SET TASK - Show every line where "Shapefile" occurs.

SOURCE RECORDS -
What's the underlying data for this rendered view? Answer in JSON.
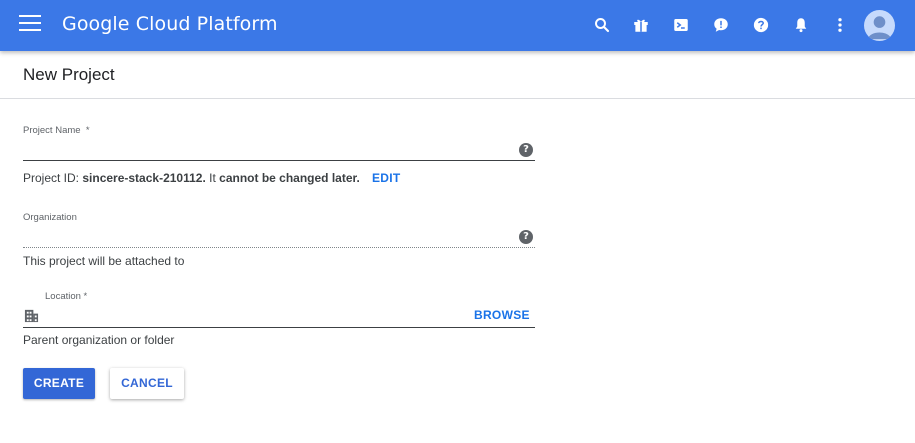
{
  "topbar": {
    "brand": "Google Cloud Platform",
    "icons": [
      "menu-icon",
      "search-icon",
      "gift-icon",
      "cloud-shell-icon",
      "feedback-icon",
      "help-icon",
      "notifications-icon",
      "more-vert-icon",
      "account-icon"
    ],
    "color": "#3b78e7"
  },
  "page": {
    "title": "New Project"
  },
  "form": {
    "project_name": {
      "label": "Project Name",
      "required_mark": "*",
      "value": ""
    },
    "project_id": {
      "prefix": "Project ID:",
      "id": "sincere-stack-210112.",
      "middle": "It",
      "emphasis": "cannot be changed later.",
      "edit_label": "EDIT"
    },
    "organization": {
      "label": "Organization",
      "value": "",
      "hint": "This project will be attached to"
    },
    "location": {
      "label": "Location *",
      "value": "",
      "browse_label": "BROWSE",
      "hint": "Parent organization or folder"
    },
    "help_glyph": "?"
  },
  "actions": {
    "create_label": "CREATE",
    "cancel_label": "CANCEL"
  },
  "colors": {
    "accent": "#1a73e8",
    "primary_button": "#3367d6"
  }
}
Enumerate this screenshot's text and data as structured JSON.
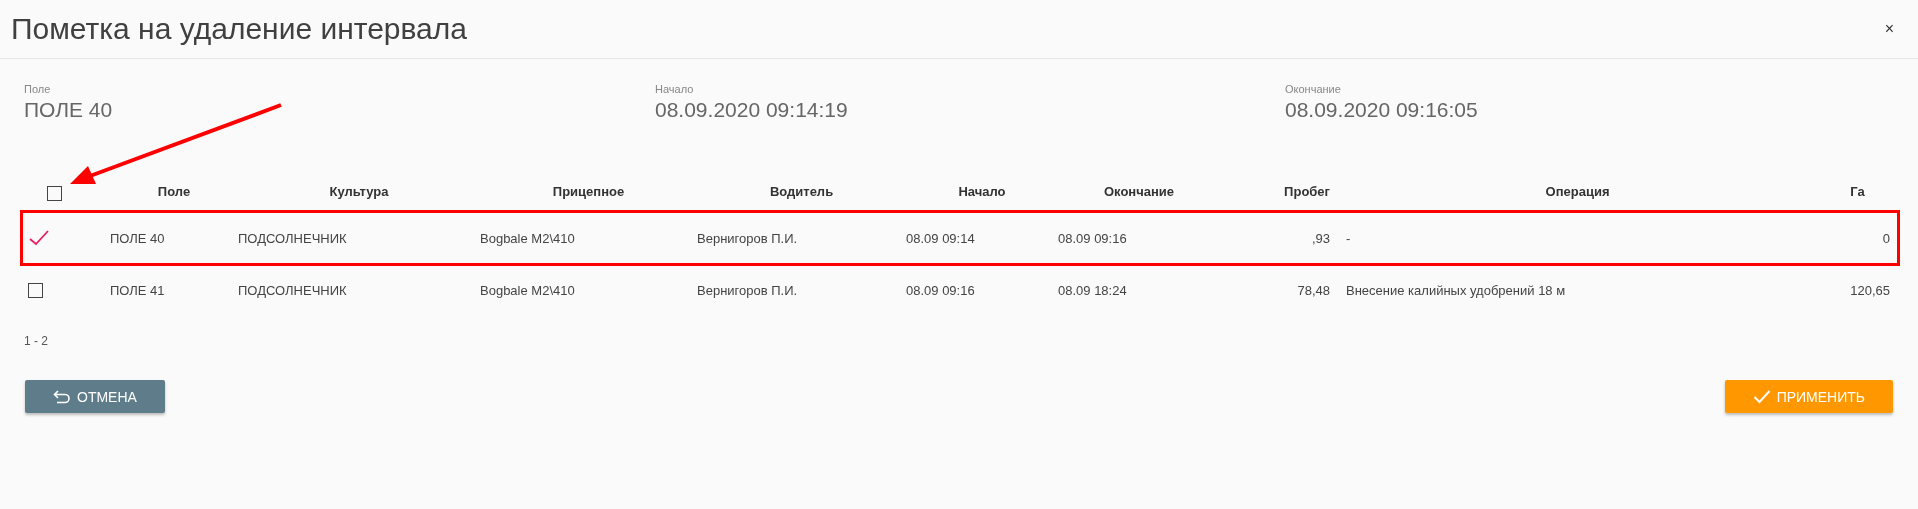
{
  "window": {
    "title": "Пометка на удаление интервала",
    "close": "×"
  },
  "fields": [
    {
      "label": "Поле",
      "value": "ПОЛЕ 40"
    },
    {
      "label": "Начало",
      "value": "08.09.2020 09:14:19"
    },
    {
      "label": "Окончание",
      "value": "08.09.2020 09:16:05"
    }
  ],
  "table": {
    "select_all_checked": false,
    "columns": [
      "Поле",
      "Культура",
      "Прицепное",
      "Водитель",
      "Начало",
      "Окончание",
      "Пробег",
      "Операция",
      "Га"
    ],
    "rows": [
      {
        "checked": true,
        "highlighted": true,
        "cells": [
          "ПОЛЕ 40",
          "ПОДСОЛНЕЧНИК",
          "Bogbale M2\\410",
          "Вернигоров П.И.",
          "08.09 09:14",
          "08.09 09:16",
          ",93",
          "-",
          "0"
        ]
      },
      {
        "checked": false,
        "highlighted": false,
        "cells": [
          "ПОЛЕ 41",
          "ПОДСОЛНЕЧНИК",
          "Bogbale M2\\410",
          "Вернигоров П.И.",
          "08.09 09:16",
          "08.09 18:24",
          "78,48",
          "Внесение калийных удобрений 18 м",
          "120,65"
        ]
      }
    ]
  },
  "pagination": "1 - 2",
  "buttons": [
    {
      "label": "ОТМЕНА",
      "kind": "cancel"
    },
    {
      "label": "ПРИМЕНИТЬ",
      "kind": "apply"
    }
  ]
}
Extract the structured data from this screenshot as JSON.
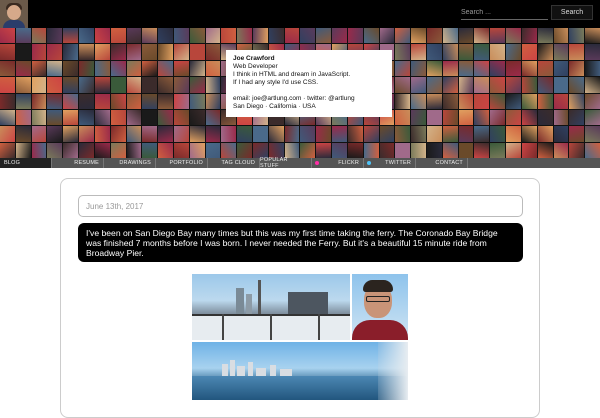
{
  "header": {
    "search_placeholder": "Search ...",
    "search_button": "Search"
  },
  "bio": {
    "name": "Joe Crawford",
    "title": "Web Developer",
    "line1": "I think in HTML and dream in JavaScript.",
    "line2": "If I had any style I'd use CSS.",
    "contact": "email: joe@artlung.com · twitter: @artlung",
    "location": "San Diego · California · USA"
  },
  "nav": {
    "items": [
      {
        "label": "Blog"
      },
      {
        "label": "Resume"
      },
      {
        "label": "Drawings"
      },
      {
        "label": "Portfolio"
      },
      {
        "label": "Tag Cloud"
      },
      {
        "label": "Popular Stuff"
      },
      {
        "label": "Flickr"
      },
      {
        "label": "Twitter"
      },
      {
        "label": "Contact"
      }
    ],
    "flickr_dot_color": "#ff2ea6",
    "twitter_dot_color": "#4fc3f7"
  },
  "post": {
    "date": "June 13th, 2017",
    "text": "I've been on San Diego Bay many times but this was my first time taking the ferry. The Coronado Bay Bridge was finished 7 months before I was born. I never needed the Ferry. But it's a beautiful 15 minute ride from Broadway Pier."
  },
  "colors": {
    "topbar": "#000000",
    "nav_bg": "#555555",
    "caption_bg": "#000000"
  }
}
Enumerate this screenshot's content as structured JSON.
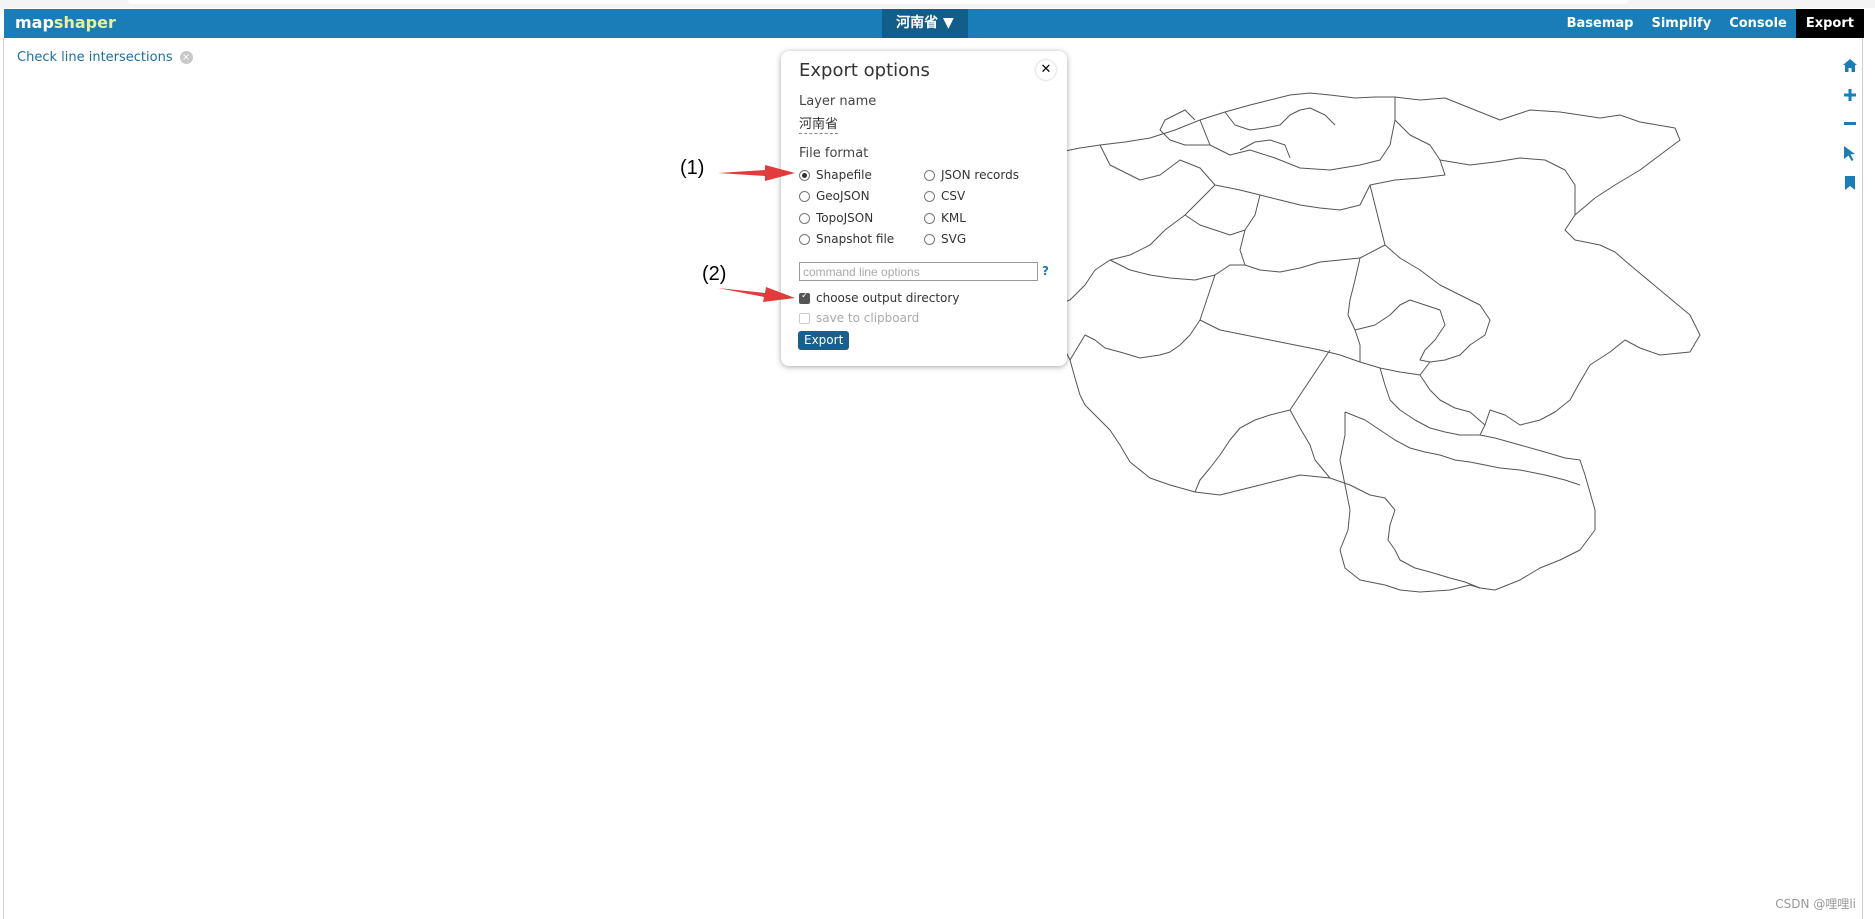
{
  "header": {
    "logo_prefix": "map",
    "logo_accent": "shaper",
    "layer_menu": "河南省 ▼",
    "nav": [
      "Basemap",
      "Simplify",
      "Console",
      "Export"
    ],
    "active_nav": "Export"
  },
  "notice": {
    "text": "Check line intersections",
    "close_glyph": "×"
  },
  "panel": {
    "title": "Export options",
    "close_glyph": "✕",
    "layer_name_label": "Layer name",
    "layer_name_value": "河南省",
    "file_format_label": "File format",
    "formats_left": [
      "Shapefile",
      "GeoJSON",
      "TopoJSON",
      "Snapshot file"
    ],
    "formats_right": [
      "JSON records",
      "CSV",
      "KML",
      "SVG"
    ],
    "selected_format": "Shapefile",
    "command_placeholder": "command line options",
    "help_glyph": "?",
    "checkbox_output_dir": "choose output directory",
    "checkbox_output_dir_checked": true,
    "checkbox_clipboard": "save to clipboard",
    "checkbox_clipboard_disabled": true,
    "export_button": "Export"
  },
  "annotations": {
    "label_1": "(1)",
    "label_2": "(2)",
    "arrow_color": "#e23b3b"
  },
  "tools": {
    "icons": [
      "home-icon",
      "zoom-in-icon",
      "zoom-out-icon",
      "pointer-icon",
      "bookmark-icon"
    ],
    "color": "#1a7db8"
  },
  "watermark": "CSDN @哩哩li",
  "colors": {
    "header_bg": "#1a7db8",
    "layer_menu_bg": "#135d8a",
    "link": "#1a6fa3",
    "map_stroke": "#555555"
  }
}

EXERCISE RESULT -
      "Shapefile",
    "selected_format": "Shapefile",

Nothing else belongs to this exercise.